■ **ROWS**:
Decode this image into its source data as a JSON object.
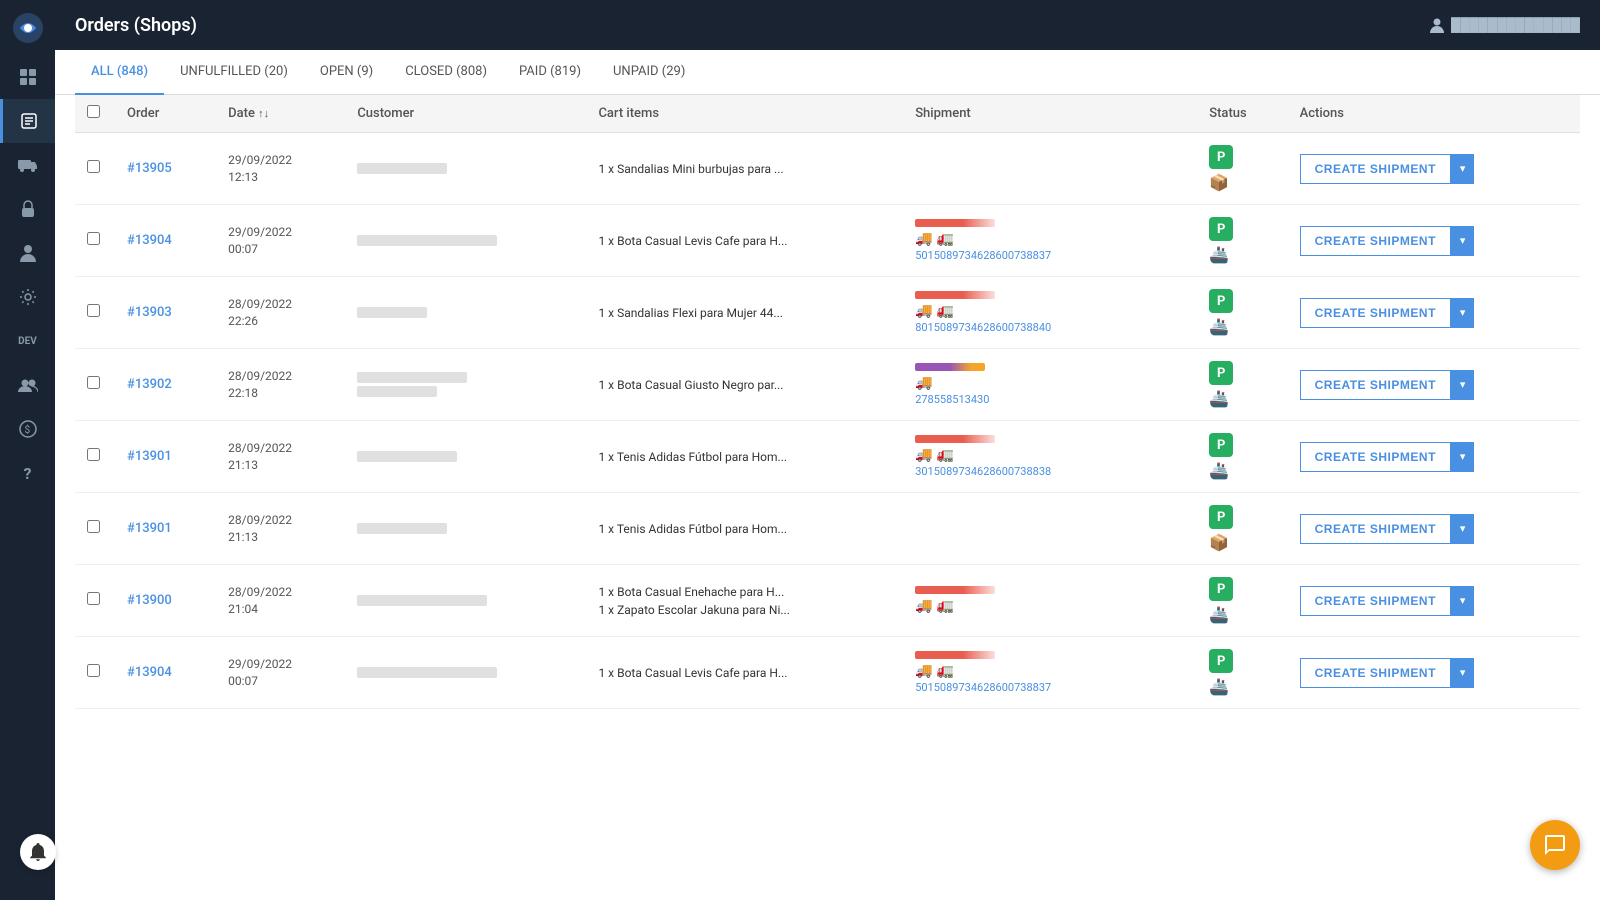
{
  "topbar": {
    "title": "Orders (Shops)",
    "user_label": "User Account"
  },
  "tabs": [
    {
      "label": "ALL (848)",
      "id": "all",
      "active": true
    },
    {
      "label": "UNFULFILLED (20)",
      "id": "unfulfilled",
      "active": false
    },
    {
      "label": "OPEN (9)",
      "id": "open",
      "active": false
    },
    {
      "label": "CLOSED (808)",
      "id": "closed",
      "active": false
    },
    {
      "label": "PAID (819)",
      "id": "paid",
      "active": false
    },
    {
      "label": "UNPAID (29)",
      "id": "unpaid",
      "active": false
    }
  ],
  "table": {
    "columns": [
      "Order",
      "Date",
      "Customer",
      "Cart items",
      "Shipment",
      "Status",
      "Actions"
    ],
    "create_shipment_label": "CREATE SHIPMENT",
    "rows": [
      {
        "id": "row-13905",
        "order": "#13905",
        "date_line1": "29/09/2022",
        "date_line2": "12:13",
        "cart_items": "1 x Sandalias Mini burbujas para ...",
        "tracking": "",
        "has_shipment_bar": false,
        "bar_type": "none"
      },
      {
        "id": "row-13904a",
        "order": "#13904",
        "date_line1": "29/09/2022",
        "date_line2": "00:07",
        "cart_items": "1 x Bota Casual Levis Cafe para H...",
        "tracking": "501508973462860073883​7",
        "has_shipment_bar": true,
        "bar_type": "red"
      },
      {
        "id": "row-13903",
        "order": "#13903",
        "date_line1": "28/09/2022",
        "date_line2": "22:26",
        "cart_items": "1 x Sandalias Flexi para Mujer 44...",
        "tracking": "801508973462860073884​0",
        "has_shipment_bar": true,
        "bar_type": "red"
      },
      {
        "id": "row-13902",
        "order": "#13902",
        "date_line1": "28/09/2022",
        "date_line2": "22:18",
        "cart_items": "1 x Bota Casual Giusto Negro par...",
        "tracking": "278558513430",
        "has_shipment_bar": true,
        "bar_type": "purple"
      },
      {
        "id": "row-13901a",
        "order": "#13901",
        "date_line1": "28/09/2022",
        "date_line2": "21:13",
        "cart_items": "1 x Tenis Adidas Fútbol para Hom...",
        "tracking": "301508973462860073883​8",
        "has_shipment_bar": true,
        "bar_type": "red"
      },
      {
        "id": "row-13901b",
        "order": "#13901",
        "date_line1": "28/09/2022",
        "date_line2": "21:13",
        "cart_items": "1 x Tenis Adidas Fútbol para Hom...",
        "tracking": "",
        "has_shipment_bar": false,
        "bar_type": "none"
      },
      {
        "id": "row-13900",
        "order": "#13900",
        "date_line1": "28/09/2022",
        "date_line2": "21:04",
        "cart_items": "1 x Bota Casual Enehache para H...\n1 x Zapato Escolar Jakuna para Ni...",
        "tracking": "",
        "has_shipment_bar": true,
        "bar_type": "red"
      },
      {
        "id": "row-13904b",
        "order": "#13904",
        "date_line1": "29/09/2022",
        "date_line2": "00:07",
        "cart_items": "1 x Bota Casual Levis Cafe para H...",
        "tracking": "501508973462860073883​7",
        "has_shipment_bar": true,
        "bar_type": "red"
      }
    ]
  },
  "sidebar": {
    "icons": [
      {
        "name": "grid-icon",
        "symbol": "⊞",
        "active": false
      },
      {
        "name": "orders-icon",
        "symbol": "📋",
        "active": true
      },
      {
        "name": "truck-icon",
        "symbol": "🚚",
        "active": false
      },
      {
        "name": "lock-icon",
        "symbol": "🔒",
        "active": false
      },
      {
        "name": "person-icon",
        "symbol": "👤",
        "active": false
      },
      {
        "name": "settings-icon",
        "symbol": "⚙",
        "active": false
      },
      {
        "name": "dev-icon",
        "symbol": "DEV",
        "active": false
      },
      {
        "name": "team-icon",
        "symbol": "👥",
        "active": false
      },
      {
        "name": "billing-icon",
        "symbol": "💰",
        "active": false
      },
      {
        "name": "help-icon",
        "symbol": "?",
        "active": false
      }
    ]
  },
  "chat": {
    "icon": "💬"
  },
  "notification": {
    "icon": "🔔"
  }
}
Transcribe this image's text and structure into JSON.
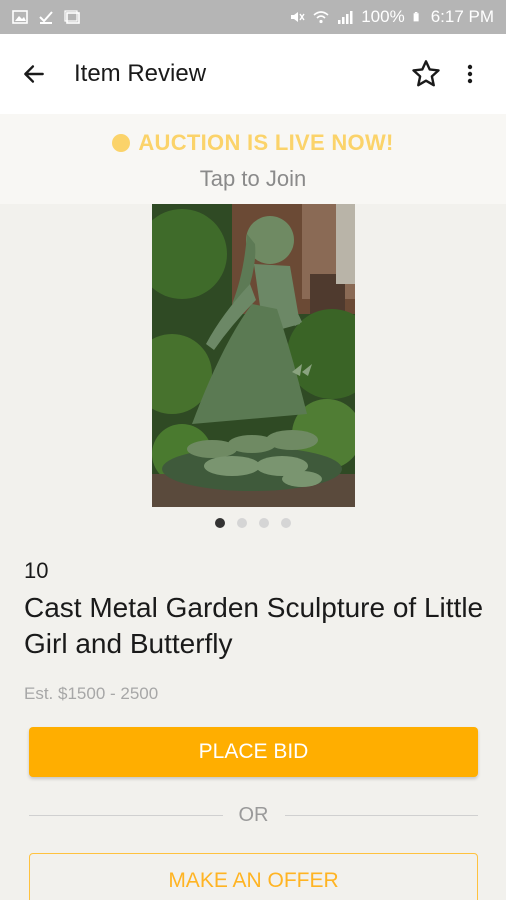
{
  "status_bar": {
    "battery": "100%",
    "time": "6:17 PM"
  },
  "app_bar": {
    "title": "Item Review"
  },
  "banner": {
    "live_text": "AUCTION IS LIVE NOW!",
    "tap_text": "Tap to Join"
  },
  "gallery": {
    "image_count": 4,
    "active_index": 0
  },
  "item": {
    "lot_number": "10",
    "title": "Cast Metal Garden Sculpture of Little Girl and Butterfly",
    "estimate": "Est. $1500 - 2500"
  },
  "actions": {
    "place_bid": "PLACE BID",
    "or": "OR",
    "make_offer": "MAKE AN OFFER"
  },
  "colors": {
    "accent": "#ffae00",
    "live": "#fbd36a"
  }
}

■ **EXERCISE BRIEF**: All of the data above should be quoted exactly, except for the pictures.

■ **RESULT OF THIS EXERCISE**:
Decode this image into its source data as a JSON object.
{
  "topbar": {
    "title": "Orders (Shops)",
    "user_label": "User Account"
  },
  "tabs": [
    {
      "label": "ALL (848)",
      "id": "all",
      "active": true
    },
    {
      "label": "UNFULFILLED (20)",
      "id": "unfulfilled",
      "active": false
    },
    {
      "label": "OPEN (9)",
      "id": "open",
      "active": false
    },
    {
      "label": "CLOSED (808)",
      "id": "closed",
      "active": false
    },
    {
      "label": "PAID (819)",
      "id": "paid",
      "active": false
    },
    {
      "label": "UNPAID (29)",
      "id": "unpaid",
      "active": false
    }
  ],
  "table": {
    "columns": [
      "Order",
      "Date",
      "Customer",
      "Cart items",
      "Shipment",
      "Status",
      "Actions"
    ],
    "create_shipment_label": "CREATE SHIPMENT",
    "rows": [
      {
        "id": "row-13905",
        "order": "#13905",
        "date_line1": "29/09/2022",
        "date_line2": "12:13",
        "cart_items": "1 x Sandalias Mini burbujas para ...",
        "tracking": "",
        "has_shipment_bar": false,
        "bar_type": "none"
      },
      {
        "id": "row-13904a",
        "order": "#13904",
        "date_line1": "29/09/2022",
        "date_line2": "00:07",
        "cart_items": "1 x Bota Casual Levis Cafe para H...",
        "tracking": "501508973462860073883​7",
        "has_shipment_bar": true,
        "bar_type": "red"
      },
      {
        "id": "row-13903",
        "order": "#13903",
        "date_line1": "28/09/2022",
        "date_line2": "22:26",
        "cart_items": "1 x Sandalias Flexi para Mujer 44...",
        "tracking": "801508973462860073884​0",
        "has_shipment_bar": true,
        "bar_type": "red"
      },
      {
        "id": "row-13902",
        "order": "#13902",
        "date_line1": "28/09/2022",
        "date_line2": "22:18",
        "cart_items": "1 x Bota Casual Giusto Negro par...",
        "tracking": "278558513430",
        "has_shipment_bar": true,
        "bar_type": "purple"
      },
      {
        "id": "row-13901a",
        "order": "#13901",
        "date_line1": "28/09/2022",
        "date_line2": "21:13",
        "cart_items": "1 x Tenis Adidas Fútbol para Hom...",
        "tracking": "301508973462860073883​8",
        "has_shipment_bar": true,
        "bar_type": "red"
      },
      {
        "id": "row-13901b",
        "order": "#13901",
        "date_line1": "28/09/2022",
        "date_line2": "21:13",
        "cart_items": "1 x Tenis Adidas Fútbol para Hom...",
        "tracking": "",
        "has_shipment_bar": false,
        "bar_type": "none"
      },
      {
        "id": "row-13900",
        "order": "#13900",
        "date_line1": "28/09/2022",
        "date_line2": "21:04",
        "cart_items": "1 x Bota Casual Enehache para H...\n1 x Zapato Escolar Jakuna para Ni...",
        "tracking": "",
        "has_shipment_bar": true,
        "bar_type": "red"
      },
      {
        "id": "row-13904b",
        "order": "#13904",
        "date_line1": "29/09/2022",
        "date_line2": "00:07",
        "cart_items": "1 x Bota Casual Levis Cafe para H...",
        "tracking": "501508973462860073883​7",
        "has_shipment_bar": true,
        "bar_type": "red"
      }
    ]
  },
  "sidebar": {
    "icons": [
      {
        "name": "grid-icon",
        "symbol": "⊞",
        "active": false
      },
      {
        "name": "orders-icon",
        "symbol": "📋",
        "active": true
      },
      {
        "name": "truck-icon",
        "symbol": "🚚",
        "active": false
      },
      {
        "name": "lock-icon",
        "symbol": "🔒",
        "active": false
      },
      {
        "name": "person-icon",
        "symbol": "👤",
        "active": false
      },
      {
        "name": "settings-icon",
        "symbol": "⚙",
        "active": false
      },
      {
        "name": "dev-icon",
        "symbol": "DEV",
        "active": false
      },
      {
        "name": "team-icon",
        "symbol": "👥",
        "active": false
      },
      {
        "name": "billing-icon",
        "symbol": "💰",
        "active": false
      },
      {
        "name": "help-icon",
        "symbol": "?",
        "active": false
      }
    ]
  },
  "chat": {
    "icon": "💬"
  },
  "notification": {
    "icon": "🔔"
  }
}
Transcribe this image's text and structure into JSON.
{
  "status_bar": {
    "battery": "100%",
    "time": "6:17 PM"
  },
  "app_bar": {
    "title": "Item Review"
  },
  "banner": {
    "live_text": "AUCTION IS LIVE NOW!",
    "tap_text": "Tap to Join"
  },
  "gallery": {
    "image_count": 4,
    "active_index": 0
  },
  "item": {
    "lot_number": "10",
    "title": "Cast Metal Garden Sculpture of Little Girl and Butterfly",
    "estimate": "Est. $1500 - 2500"
  },
  "actions": {
    "place_bid": "PLACE BID",
    "or": "OR",
    "make_offer": "MAKE AN OFFER"
  },
  "colors": {
    "accent": "#ffae00",
    "live": "#fbd36a"
  }
}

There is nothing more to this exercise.